Dataset items:
= = =

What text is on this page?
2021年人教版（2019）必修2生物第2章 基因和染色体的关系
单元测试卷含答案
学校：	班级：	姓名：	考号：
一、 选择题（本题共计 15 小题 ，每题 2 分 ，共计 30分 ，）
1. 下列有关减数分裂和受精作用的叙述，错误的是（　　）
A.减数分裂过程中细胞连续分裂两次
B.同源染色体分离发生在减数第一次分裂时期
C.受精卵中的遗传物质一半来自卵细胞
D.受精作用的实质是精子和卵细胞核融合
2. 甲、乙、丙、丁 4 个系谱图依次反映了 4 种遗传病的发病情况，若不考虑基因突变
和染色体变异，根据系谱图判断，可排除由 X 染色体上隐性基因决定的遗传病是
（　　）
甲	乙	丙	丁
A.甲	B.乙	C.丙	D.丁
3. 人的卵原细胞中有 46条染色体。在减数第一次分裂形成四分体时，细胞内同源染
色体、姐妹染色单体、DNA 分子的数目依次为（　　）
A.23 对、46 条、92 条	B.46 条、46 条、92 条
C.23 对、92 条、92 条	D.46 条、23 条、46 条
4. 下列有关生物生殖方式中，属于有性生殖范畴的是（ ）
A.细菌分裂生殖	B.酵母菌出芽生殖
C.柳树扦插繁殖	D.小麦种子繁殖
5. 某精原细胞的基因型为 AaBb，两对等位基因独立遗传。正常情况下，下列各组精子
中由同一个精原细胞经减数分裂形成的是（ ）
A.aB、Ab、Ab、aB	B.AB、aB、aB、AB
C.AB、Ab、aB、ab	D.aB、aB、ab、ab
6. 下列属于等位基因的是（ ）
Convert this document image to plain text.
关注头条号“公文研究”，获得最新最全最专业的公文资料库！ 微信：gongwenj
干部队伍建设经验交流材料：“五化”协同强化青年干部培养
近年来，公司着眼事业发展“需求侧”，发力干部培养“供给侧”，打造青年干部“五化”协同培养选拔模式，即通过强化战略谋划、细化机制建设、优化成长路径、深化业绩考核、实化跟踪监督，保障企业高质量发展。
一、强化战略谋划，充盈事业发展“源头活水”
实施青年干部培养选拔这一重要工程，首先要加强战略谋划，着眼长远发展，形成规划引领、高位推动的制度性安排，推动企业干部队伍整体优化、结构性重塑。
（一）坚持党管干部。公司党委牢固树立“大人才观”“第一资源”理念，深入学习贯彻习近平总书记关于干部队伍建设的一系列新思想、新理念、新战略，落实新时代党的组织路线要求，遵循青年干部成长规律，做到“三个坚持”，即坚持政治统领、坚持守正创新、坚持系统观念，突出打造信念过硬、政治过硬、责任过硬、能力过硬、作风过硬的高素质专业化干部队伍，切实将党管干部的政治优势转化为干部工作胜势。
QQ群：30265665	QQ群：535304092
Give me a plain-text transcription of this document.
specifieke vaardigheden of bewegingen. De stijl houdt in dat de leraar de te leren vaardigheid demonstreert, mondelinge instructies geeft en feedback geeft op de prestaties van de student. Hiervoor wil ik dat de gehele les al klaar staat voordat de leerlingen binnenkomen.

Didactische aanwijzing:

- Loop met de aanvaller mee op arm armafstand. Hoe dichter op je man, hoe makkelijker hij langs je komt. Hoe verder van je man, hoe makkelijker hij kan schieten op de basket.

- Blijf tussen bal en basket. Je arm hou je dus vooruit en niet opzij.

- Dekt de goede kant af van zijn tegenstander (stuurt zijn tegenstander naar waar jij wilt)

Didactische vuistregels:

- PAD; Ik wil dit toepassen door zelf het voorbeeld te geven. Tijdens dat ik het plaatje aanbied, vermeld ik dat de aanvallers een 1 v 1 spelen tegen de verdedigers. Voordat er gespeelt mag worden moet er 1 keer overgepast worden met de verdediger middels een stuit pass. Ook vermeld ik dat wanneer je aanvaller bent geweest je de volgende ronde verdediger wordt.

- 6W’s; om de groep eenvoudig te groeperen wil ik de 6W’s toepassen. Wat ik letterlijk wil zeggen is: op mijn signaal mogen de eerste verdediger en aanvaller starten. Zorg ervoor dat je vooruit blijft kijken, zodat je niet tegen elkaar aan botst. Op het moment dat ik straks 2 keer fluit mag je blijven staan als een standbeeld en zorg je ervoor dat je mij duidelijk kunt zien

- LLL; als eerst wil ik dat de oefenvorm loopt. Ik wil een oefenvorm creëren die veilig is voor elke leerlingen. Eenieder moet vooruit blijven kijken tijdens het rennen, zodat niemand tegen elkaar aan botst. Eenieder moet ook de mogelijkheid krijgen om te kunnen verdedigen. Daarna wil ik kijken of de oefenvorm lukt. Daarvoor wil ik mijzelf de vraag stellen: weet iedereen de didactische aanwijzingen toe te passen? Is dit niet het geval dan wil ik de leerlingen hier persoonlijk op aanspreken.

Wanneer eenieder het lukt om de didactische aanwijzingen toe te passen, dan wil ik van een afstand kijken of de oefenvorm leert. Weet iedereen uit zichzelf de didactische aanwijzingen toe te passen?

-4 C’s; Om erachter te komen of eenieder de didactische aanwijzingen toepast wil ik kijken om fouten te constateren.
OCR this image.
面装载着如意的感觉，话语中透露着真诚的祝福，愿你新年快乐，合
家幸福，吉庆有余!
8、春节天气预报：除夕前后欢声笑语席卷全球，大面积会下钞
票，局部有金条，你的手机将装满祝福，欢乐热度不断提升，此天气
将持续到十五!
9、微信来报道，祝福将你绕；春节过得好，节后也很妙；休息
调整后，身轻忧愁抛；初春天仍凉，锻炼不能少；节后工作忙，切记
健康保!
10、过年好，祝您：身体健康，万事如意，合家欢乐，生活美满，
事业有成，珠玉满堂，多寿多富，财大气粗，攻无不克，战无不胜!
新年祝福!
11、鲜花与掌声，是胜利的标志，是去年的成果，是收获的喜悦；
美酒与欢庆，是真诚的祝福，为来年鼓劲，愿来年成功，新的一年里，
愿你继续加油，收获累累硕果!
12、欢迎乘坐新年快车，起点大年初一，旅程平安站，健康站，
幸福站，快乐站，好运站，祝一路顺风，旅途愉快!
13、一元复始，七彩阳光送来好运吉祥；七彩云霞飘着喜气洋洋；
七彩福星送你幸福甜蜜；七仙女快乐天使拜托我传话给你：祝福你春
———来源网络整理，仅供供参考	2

= = =

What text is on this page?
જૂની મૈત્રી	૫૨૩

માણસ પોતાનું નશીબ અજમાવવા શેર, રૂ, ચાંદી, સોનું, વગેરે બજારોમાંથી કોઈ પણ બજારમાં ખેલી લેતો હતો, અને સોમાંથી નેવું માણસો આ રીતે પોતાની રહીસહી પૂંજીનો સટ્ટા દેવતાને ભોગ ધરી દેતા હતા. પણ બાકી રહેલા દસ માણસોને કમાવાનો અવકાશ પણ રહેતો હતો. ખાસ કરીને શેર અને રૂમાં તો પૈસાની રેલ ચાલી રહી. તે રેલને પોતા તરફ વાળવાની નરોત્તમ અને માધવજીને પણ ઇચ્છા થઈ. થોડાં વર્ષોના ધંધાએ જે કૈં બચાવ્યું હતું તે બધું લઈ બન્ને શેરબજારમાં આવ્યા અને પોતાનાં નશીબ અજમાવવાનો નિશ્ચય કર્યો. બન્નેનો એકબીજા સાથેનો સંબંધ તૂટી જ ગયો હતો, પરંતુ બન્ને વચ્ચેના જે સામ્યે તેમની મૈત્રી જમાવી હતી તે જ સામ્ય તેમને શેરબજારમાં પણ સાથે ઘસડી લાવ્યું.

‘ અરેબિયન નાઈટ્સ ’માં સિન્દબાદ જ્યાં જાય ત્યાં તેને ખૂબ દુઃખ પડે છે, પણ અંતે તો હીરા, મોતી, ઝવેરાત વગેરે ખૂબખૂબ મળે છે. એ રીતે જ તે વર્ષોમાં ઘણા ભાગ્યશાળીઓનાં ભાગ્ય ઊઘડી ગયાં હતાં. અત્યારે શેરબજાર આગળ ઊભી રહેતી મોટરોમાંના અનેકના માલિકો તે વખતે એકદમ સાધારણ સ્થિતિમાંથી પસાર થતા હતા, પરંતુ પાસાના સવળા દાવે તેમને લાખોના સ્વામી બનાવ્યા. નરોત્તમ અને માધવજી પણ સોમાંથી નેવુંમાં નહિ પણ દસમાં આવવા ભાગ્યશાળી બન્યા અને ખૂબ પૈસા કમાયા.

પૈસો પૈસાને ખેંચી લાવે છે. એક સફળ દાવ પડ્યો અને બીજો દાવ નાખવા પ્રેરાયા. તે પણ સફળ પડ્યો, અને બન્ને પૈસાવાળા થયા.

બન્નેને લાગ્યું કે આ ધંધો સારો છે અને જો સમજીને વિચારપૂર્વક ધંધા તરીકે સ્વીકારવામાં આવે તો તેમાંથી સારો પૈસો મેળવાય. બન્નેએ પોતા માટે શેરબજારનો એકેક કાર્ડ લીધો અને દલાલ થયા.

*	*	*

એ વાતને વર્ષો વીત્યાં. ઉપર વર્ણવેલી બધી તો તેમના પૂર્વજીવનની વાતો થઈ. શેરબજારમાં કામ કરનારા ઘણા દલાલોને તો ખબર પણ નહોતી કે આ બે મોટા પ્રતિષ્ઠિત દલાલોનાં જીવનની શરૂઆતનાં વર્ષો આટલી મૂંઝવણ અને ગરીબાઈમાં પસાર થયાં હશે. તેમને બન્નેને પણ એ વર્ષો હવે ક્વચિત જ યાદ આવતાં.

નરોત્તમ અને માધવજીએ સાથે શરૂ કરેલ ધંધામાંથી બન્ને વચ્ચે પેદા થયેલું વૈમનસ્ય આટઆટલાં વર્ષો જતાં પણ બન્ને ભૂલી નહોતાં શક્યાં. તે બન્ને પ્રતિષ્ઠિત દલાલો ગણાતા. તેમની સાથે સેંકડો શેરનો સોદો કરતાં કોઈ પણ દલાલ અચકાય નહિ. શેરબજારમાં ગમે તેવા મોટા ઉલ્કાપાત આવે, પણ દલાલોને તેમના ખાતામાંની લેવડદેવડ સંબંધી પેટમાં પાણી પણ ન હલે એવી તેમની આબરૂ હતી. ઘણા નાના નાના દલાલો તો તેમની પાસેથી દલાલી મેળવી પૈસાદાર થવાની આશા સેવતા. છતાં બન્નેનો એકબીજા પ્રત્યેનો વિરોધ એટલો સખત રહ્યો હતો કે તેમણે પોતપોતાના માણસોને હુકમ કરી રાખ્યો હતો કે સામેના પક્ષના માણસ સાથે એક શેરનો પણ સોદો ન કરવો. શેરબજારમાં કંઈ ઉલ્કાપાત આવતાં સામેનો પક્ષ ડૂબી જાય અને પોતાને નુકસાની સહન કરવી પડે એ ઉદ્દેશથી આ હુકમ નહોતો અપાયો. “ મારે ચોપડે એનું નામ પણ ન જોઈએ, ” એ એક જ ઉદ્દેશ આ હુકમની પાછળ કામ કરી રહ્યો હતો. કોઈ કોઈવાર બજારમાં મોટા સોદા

= = =

Return every line containing "this".

What text is on this page?
Convert this document image to plain text.
Give me a plain-text transcription of this document.
OCR this image.
What text is on this page?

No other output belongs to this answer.